== FRAGMENTO PROPORCIONADO

Algunos dirán: «Secularizar al delincuente por un único caso es un castigo
demasiado severo; la misericordia cristiana requiere que se le dé una
segunda oportunidad». Pero el objetivo de secularizar a los delincuentes
no es sólo el de castigarles por haber quebrantado la ley. El objetivo es
también, y ante todo, prevenir los males verdaderos y muy serios que
implican y son consecuencia de los abusos sexuales de los sacerdotes. La
severidad es necesaria para proteger y promover los verdaderos intereses
de Jesús y de la Iglesia. La así llamada misericordia hacia los
delincuentes es injusticia hacia los demás implicados. La así llamada
compasión para los delincuentes es, precisamente, crueldad para las
víctimas potenciales.

====
== ENTRADAS PROPORCIONADAS

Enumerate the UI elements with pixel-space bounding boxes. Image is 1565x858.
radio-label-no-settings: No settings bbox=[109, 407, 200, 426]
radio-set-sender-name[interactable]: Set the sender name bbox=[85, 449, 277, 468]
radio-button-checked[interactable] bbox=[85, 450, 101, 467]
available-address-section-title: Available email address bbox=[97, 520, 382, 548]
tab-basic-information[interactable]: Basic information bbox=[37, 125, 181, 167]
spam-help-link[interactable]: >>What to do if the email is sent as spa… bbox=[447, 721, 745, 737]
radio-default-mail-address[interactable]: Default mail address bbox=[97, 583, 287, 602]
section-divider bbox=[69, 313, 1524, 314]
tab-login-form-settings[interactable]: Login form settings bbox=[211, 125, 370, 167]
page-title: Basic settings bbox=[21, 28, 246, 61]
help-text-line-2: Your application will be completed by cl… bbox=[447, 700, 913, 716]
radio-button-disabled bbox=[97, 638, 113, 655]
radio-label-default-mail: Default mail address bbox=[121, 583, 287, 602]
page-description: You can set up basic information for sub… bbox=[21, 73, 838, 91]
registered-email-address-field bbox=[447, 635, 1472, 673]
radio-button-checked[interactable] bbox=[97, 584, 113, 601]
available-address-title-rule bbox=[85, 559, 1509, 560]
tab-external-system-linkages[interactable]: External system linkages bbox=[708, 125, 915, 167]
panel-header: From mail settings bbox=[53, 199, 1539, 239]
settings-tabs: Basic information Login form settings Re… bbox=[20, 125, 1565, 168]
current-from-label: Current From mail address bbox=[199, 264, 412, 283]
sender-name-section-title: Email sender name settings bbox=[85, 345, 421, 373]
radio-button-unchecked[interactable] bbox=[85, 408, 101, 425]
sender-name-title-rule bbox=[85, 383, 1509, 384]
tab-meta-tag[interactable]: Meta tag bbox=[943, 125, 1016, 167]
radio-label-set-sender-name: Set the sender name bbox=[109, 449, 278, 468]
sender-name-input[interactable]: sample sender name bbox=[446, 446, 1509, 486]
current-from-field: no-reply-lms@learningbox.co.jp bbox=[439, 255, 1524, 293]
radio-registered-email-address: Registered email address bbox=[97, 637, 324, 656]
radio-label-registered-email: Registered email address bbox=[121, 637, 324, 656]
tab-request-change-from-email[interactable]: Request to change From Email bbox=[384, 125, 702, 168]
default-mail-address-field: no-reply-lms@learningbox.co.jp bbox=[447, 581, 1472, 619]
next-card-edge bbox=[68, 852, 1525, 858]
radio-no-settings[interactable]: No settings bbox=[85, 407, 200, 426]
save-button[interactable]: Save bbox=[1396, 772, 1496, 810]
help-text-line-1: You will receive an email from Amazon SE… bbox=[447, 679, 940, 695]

====

(ACTIVIDADES)
[1] Responda con base en el fragmento proporcionado:
(a) Según lo que «algunos dirán», ¿qué requiere la misericordia cristiana?
(b) ¿Para qué es necesaria la severidad?
(c) ¿Qué es la así llamada compasión para los delincuentes?
[2] Resuma el fragmento proporcionado en dos oraciones.

(RESPUESTAS DADAS)
[1]
(a) Que se le dé al delincuente una segunda oportunidad.
(b) Para proteger y promover los verdaderos intereses de Jesús y de la Iglesia.
(c) Es crueldad para las víctimas potenciales.

[2] Aunque algunos consideran demasiado severo secularizar al delincuente por un único caso, el objetivo de esa medida no es solo castigarle por quebrantar la ley, sino ante todo prevenir los males muy serios que implican los abusos sexuales de los sacerdotes. La severidad es necesaria para proteger los verdaderos intereses de Jesús y de la Iglesia, pues la así llamada misericordia hacia los delincuentes es injusticia hacia los demás implicados y crueldad para las víctimas potenciales.